» **Consignes de travail**
a – D'après l'extrait, combien de temps Nicole s'est-elle absentée de chez elle ?
b – Recopiez le passage de l'extrait qui s'ouvre sur « Nicole, 81 ans, habitante » et se ferme sur « de la piscine. », en substituant « souris » à « rats ».

» **Extrait du document**
::::::

Ensemble, on gagne

Nicole, 81 ans, habitante du quartier d’Orio à Hendaye, a dû s’absenter de chez elle pendant trois semaines pour une cure. À son retour, c’est l’horreur : elle trouve son appartement dévasté par les rats. Trous dans les murs, fils rongés, vêtements grignotés, détritus… Nicole est démunie. Elle sollicite les services sociaux puis le bailleur sans obtenir de soutien dans l’urgence. Elle contacte alors Alda. Des bénévoles lui rendent visite, la conseillent et interpellent par courrier l’Office 64 et la mairie. Suite à cela, une indemnité lui est proposée afin de couvrir une partie des frais qu’elle avait engagés, certes loin du préjudice subi. Des réparations sont réalisées et, enfin, un accompagnement est mis en place par le CCAS pour l’aider dans ses démarches et son quotidien. Nicole, heureusement combative retrouve peu à peu le moral et a même repris le chemin de la piscine.

::::::

» **Données fournies**
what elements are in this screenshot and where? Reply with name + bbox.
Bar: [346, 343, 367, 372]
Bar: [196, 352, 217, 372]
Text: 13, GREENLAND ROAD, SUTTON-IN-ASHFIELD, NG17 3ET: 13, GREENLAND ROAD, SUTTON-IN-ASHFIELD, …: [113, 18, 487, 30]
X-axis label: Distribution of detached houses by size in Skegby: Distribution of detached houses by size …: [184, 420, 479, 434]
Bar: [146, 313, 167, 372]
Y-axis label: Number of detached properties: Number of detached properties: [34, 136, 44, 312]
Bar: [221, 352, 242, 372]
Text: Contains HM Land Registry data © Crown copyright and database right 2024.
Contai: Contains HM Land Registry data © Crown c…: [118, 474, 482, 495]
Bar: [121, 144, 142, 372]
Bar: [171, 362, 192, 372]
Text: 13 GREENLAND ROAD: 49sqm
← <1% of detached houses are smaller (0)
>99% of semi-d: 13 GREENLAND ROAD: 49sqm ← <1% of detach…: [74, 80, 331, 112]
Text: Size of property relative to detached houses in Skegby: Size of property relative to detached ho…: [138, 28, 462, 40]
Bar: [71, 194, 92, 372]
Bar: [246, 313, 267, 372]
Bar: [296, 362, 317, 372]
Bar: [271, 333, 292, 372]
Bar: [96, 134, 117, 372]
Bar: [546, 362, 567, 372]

::::::

» **Liste des réponses**
a – Trois semaines.

b –
Nicole, 81 ans, habitante du quartier d’Orio à Hendaye, a dû s’absenter de chez elle pendant trois semaines pour une cure. À son retour, c’est l’horreur : elle trouve son appartement dévasté par les souris. Trous dans les murs, fils rongés, vêtements grignotés, détritus… Nicole est démunie. Elle sollicite les services sociaux puis le bailleur sans obtenir de soutien dans l’urgence. Elle contacte alors Alda. Des bénévoles lui rendent visite, la conseillent et interpellent par courrier l’Office 64 et la mairie. Suite à cela, une indemnité lui est proposée afin de couvrir une partie des frais qu’elle avait engagés, certes loin du préjudice subi. Des réparations sont réalisées et, enfin, un accompagnement est mis en place par le CCAS pour l’aider dans ses démarches et son quotidien. Nicole, heureusement combative retrouve peu à peu le moral et a même repris le chemin de la piscine.